WHAT IS EXPECTED> Restate the records below word for word, and omit the images they hold.

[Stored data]

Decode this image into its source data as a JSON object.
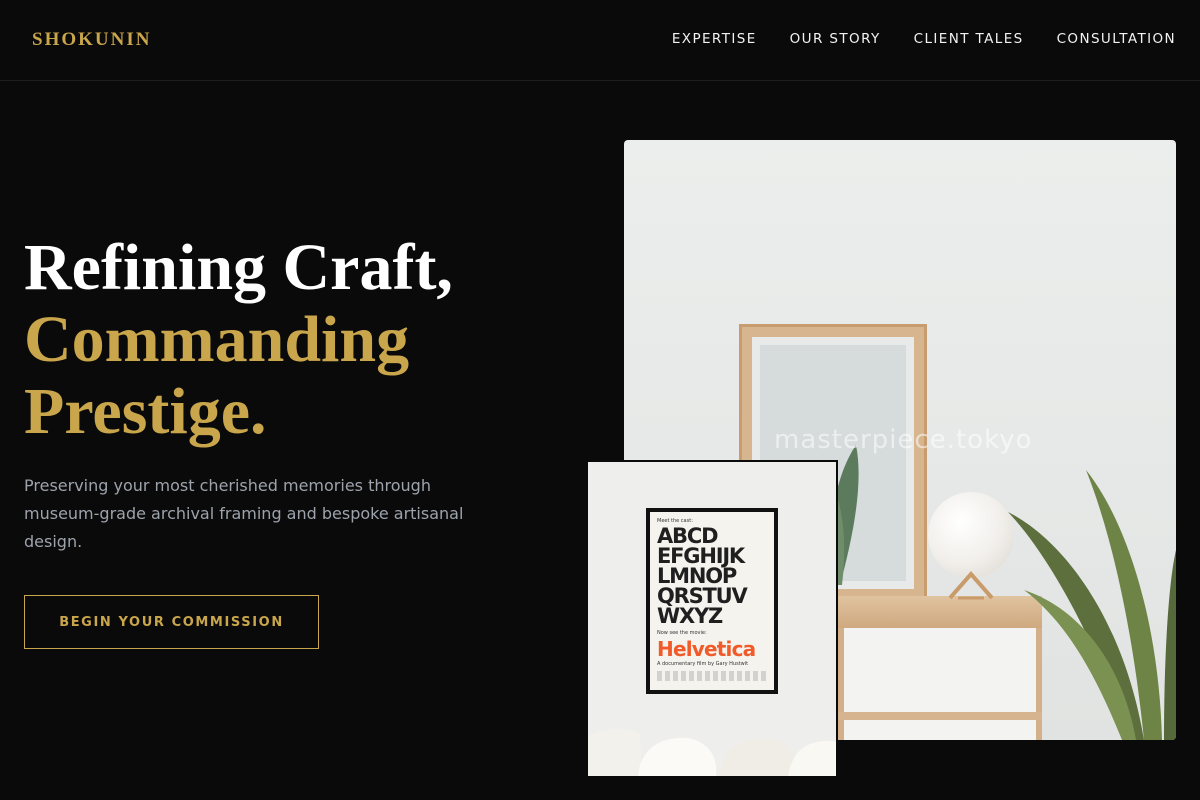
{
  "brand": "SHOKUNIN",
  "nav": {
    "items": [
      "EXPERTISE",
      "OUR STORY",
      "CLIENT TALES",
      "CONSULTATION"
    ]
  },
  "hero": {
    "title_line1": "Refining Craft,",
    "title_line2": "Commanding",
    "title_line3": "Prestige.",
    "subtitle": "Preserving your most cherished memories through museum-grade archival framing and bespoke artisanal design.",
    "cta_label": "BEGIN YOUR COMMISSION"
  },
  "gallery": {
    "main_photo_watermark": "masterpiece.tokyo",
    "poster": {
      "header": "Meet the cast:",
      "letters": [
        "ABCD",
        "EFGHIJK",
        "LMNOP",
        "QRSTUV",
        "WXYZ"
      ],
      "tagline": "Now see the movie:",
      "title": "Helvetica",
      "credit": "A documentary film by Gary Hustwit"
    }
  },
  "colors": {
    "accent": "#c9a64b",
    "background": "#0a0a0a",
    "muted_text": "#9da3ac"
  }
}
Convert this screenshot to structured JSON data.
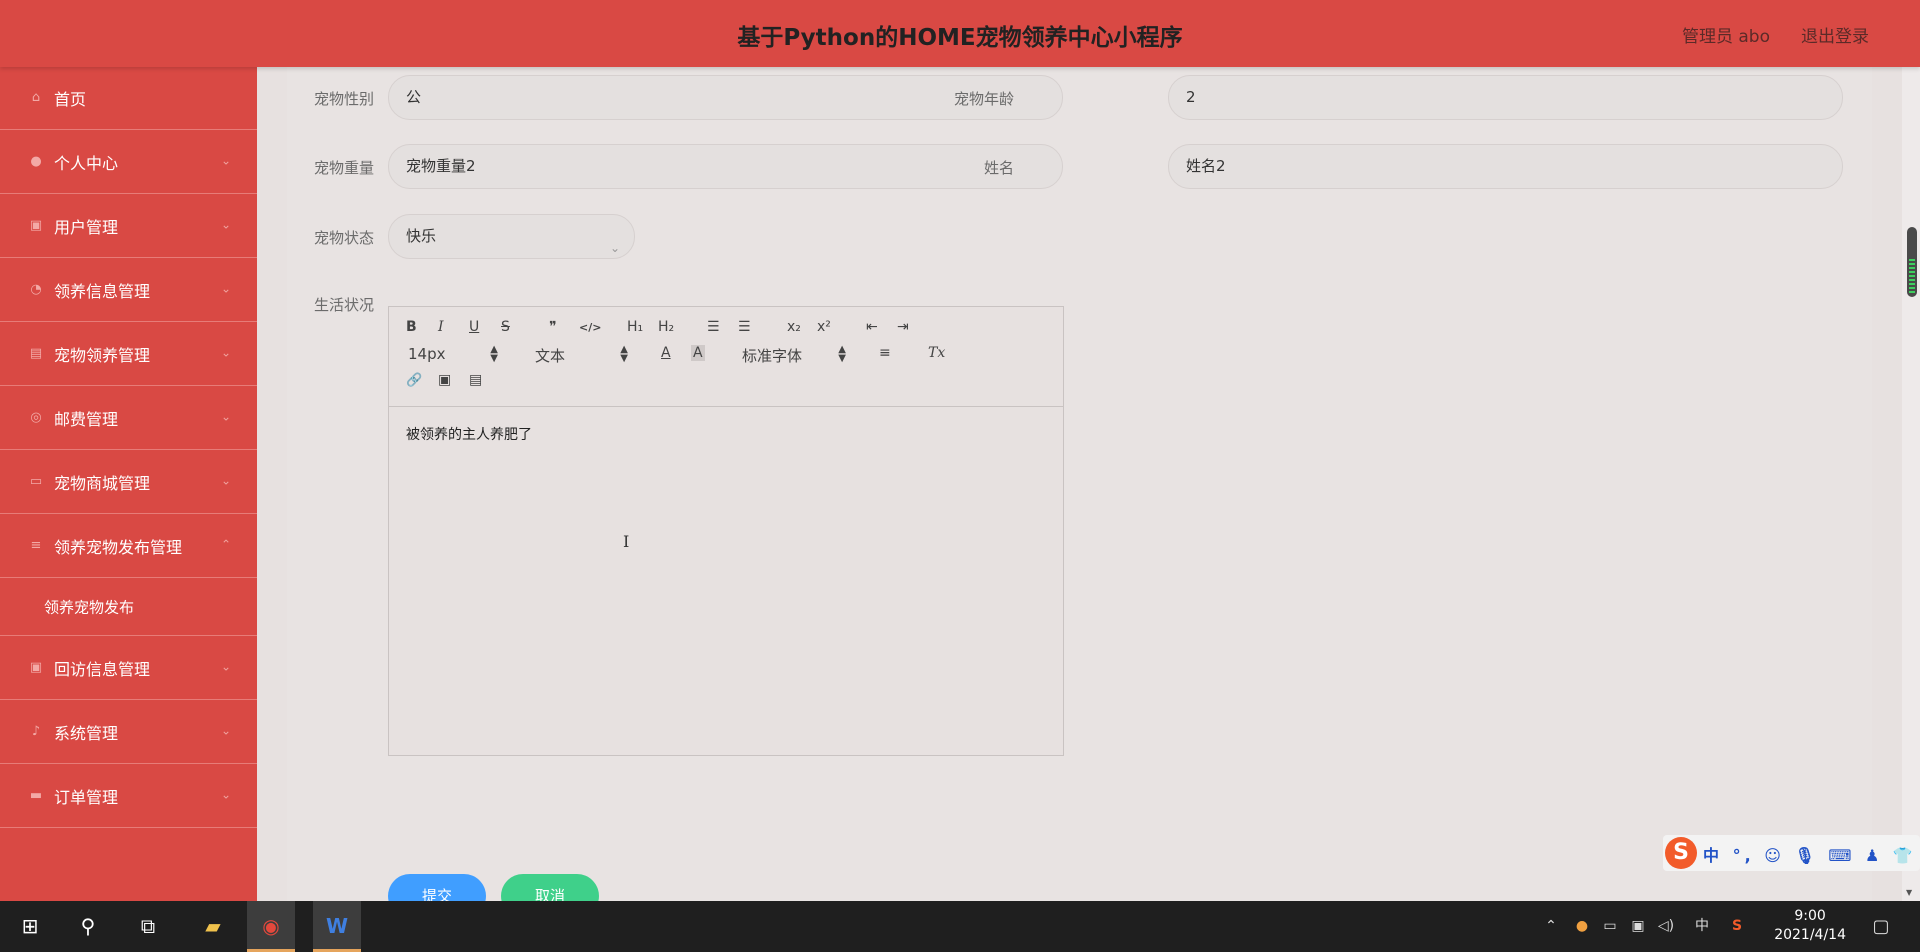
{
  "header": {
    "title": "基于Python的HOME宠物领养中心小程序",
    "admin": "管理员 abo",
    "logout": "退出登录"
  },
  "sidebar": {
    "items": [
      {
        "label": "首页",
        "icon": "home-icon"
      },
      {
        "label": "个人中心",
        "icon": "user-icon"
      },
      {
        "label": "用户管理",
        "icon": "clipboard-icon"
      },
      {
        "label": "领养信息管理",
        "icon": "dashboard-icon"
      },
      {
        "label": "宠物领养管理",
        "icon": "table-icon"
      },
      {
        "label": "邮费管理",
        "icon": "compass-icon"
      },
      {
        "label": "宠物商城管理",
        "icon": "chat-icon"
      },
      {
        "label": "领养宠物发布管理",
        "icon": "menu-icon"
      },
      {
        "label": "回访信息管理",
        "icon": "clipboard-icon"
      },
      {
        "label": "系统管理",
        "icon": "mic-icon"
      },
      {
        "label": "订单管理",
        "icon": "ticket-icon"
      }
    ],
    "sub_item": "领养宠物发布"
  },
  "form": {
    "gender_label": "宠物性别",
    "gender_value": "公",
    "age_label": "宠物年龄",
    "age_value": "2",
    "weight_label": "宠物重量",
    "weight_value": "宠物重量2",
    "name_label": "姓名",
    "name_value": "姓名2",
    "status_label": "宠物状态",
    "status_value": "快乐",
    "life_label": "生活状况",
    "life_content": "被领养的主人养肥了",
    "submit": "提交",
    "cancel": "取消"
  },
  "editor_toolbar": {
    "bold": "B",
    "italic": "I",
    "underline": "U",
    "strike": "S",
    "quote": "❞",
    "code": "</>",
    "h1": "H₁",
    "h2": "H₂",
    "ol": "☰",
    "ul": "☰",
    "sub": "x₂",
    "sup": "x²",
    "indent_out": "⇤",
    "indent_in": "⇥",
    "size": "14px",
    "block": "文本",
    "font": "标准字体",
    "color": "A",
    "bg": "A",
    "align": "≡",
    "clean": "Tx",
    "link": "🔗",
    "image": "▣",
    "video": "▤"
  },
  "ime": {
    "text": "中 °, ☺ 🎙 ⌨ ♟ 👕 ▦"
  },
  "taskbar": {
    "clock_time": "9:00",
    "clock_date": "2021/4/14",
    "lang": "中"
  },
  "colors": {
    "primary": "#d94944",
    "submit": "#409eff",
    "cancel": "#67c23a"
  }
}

SOLUTION TO THE PROBLEM>
Decode this image into its source data as a JSON object.
{
  "brand": "SHOKUNIN",
  "nav": {
    "items": [
      "EXPERTISE",
      "OUR STORY",
      "CLIENT TALES",
      "CONSULTATION"
    ]
  },
  "hero": {
    "title_line1": "Refining Craft,",
    "title_line2": "Commanding",
    "title_line3": "Prestige.",
    "subtitle": "Preserving your most cherished memories through museum-grade archival framing and bespoke artisanal design.",
    "cta_label": "BEGIN YOUR COMMISSION"
  },
  "gallery": {
    "main_photo_watermark": "masterpiece.tokyo",
    "poster": {
      "header": "Meet the cast:",
      "letters": [
        "ABCD",
        "EFGHIJK",
        "LMNOP",
        "QRSTUV",
        "WXYZ"
      ],
      "tagline": "Now see the movie:",
      "title": "Helvetica",
      "credit": "A documentary film by Gary Hustwit"
    }
  },
  "colors": {
    "accent": "#c9a64b",
    "background": "#0a0a0a",
    "muted_text": "#9da3ac"
  }
}
Convert this screenshot to structured JSON data.
{
  "header": {
    "title": "基于Python的HOME宠物领养中心小程序",
    "admin": "管理员 abo",
    "logout": "退出登录"
  },
  "sidebar": {
    "items": [
      {
        "label": "首页",
        "icon": "home-icon"
      },
      {
        "label": "个人中心",
        "icon": "user-icon"
      },
      {
        "label": "用户管理",
        "icon": "clipboard-icon"
      },
      {
        "label": "领养信息管理",
        "icon": "dashboard-icon"
      },
      {
        "label": "宠物领养管理",
        "icon": "table-icon"
      },
      {
        "label": "邮费管理",
        "icon": "compass-icon"
      },
      {
        "label": "宠物商城管理",
        "icon": "chat-icon"
      },
      {
        "label": "领养宠物发布管理",
        "icon": "menu-icon"
      },
      {
        "label": "回访信息管理",
        "icon": "clipboard-icon"
      },
      {
        "label": "系统管理",
        "icon": "mic-icon"
      },
      {
        "label": "订单管理",
        "icon": "ticket-icon"
      }
    ],
    "sub_item": "领养宠物发布"
  },
  "form": {
    "gender_label": "宠物性别",
    "gender_value": "公",
    "age_label": "宠物年龄",
    "age_value": "2",
    "weight_label": "宠物重量",
    "weight_value": "宠物重量2",
    "name_label": "姓名",
    "name_value": "姓名2",
    "status_label": "宠物状态",
    "status_value": "快乐",
    "life_label": "生活状况",
    "life_content": "被领养的主人养肥了",
    "submit": "提交",
    "cancel": "取消"
  },
  "editor_toolbar": {
    "bold": "B",
    "italic": "I",
    "underline": "U",
    "strike": "S",
    "quote": "❞",
    "code": "</>",
    "h1": "H₁",
    "h2": "H₂",
    "ol": "☰",
    "ul": "☰",
    "sub": "x₂",
    "sup": "x²",
    "indent_out": "⇤",
    "indent_in": "⇥",
    "size": "14px",
    "block": "文本",
    "font": "标准字体",
    "color": "A",
    "bg": "A",
    "align": "≡",
    "clean": "Tx",
    "link": "🔗",
    "image": "▣",
    "video": "▤"
  },
  "ime": {
    "text": "中 °, ☺ 🎙 ⌨ ♟ 👕 ▦"
  },
  "taskbar": {
    "clock_time": "9:00",
    "clock_date": "2021/4/14",
    "lang": "中"
  },
  "colors": {
    "primary": "#d94944",
    "submit": "#409eff",
    "cancel": "#67c23a"
  }
}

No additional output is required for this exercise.